_Objective_.
Scan the following material for the string "在调查期间" and copy each line in which it appears.

_Records to process_.
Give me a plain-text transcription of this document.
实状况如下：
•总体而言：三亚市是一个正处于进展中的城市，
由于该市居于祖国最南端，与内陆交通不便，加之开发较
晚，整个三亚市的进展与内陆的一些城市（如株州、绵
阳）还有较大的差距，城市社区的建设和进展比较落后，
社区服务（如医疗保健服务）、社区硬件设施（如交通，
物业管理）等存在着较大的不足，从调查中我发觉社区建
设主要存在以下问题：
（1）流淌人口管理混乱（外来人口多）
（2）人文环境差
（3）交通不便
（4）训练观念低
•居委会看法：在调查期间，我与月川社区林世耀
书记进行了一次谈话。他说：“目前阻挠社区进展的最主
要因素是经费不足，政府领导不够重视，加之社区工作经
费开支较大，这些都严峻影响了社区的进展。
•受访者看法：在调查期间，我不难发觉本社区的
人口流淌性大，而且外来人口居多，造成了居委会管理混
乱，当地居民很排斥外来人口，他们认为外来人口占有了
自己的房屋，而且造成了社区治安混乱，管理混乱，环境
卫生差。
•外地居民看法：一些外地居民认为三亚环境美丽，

_Correct result_.
•居委会看法：在调查期间，我与月川社区林世耀
•受访者看法：在调查期间，我不难发觉本社区的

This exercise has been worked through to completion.